Task requirements: Print the listing that follows, character for character.

Supplied entries:
——————————

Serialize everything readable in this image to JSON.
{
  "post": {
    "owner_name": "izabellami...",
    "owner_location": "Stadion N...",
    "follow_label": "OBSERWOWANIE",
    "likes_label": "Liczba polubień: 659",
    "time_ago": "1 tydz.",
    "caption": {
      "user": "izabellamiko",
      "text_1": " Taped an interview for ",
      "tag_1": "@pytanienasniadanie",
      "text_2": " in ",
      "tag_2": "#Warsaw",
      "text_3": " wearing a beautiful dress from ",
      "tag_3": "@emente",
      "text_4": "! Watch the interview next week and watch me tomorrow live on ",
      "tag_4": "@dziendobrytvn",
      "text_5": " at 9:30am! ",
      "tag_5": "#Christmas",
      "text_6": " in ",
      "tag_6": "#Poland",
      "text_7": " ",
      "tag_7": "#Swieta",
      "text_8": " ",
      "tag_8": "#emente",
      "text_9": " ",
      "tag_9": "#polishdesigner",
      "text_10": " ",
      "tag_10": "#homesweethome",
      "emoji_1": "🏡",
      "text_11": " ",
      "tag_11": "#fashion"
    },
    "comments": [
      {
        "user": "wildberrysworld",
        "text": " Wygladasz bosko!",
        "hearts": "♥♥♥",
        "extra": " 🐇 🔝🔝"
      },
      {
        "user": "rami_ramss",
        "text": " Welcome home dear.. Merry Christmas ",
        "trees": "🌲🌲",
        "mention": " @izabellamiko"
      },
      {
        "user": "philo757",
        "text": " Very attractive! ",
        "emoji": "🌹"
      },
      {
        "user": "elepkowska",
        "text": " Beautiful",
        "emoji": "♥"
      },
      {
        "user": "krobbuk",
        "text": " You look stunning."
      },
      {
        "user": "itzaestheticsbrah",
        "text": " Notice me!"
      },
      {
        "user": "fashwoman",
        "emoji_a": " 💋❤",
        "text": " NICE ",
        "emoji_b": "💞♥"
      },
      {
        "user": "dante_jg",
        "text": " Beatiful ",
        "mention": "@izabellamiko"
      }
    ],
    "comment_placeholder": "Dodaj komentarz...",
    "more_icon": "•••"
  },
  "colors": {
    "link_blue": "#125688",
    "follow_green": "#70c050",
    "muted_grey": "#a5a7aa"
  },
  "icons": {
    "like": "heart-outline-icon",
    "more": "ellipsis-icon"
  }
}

——————————

Expected answer:
Serialize everything readable in this image to JSON.
{
  "post": {
    "owner_name": "izabellami...",
    "owner_location": "Stadion N...",
    "follow_label": "OBSERWOWANIE",
    "likes_label": "Liczba polubień: 659",
    "time_ago": "1 tydz.",
    "caption": {
      "user": "izabellamiko",
      "text_1": " Taped an interview for ",
      "tag_1": "@pytanienasniadanie",
      "text_2": " in ",
      "tag_2": "#Warsaw",
      "text_3": " wearing a beautiful dress from ",
      "tag_3": "@emente",
      "text_4": "! Watch the interview next week and watch me tomorrow live on ",
      "tag_4": "@dziendobrytvn",
      "text_5": " at 9:30am! ",
      "tag_5": "#Christmas",
      "text_6": " in ",
      "tag_6": "#Poland",
      "text_7": " ",
      "tag_7": "#Swieta",
      "text_8": " ",
      "tag_8": "#emente",
      "text_9": " ",
      "tag_9": "#polishdesigner",
      "text_10": " ",
      "tag_10": "#homesweethome",
      "emoji_1": "🏡",
      "text_11": " ",
      "tag_11": "#fashion"
    },
    "comments": [
      {
        "user": "wildberrysworld",
        "text": " Wygladasz bosko!",
        "hearts": "♥♥♥",
        "extra": " 🐇 🔝🔝"
      },
      {
        "user": "rami_ramss",
        "text": " Welcome home dear.. Merry Christmas ",
        "trees": "🌲🌲",
        "mention": " @izabellamiko"
      },
      {
        "user": "philo757",
        "text": " Very attractive! ",
        "emoji": "🌹"
      },
      {
        "user": "elepkowska",
        "text": " Beautiful",
        "emoji": "♥"
      },
      {
        "user": "krobbuk",
        "text": " You look stunning."
      },
      {
        "user": "itzaestheticsbrah",
        "text": " Notice me!"
      },
      {
        "user": "fashwoman",
        "emoji_a": " 💋❤",
        "text": " NICE ",
        "emoji_b": "💞♥"
      },
      {
        "user": "dante_jg",
        "text": " Beatiful ",
        "mention": "@izabellamiko"
      }
    ],
    "comment_placeholder": "Dodaj komentarz...",
    "more_icon": "•••"
  },
  "colors": {
    "link_blue": "#125688",
    "follow_green": "#70c050",
    "muted_grey": "#a5a7aa"
  },
  "icons": {
    "like": "heart-outline-icon",
    "more": "ellipsis-icon"
  }
}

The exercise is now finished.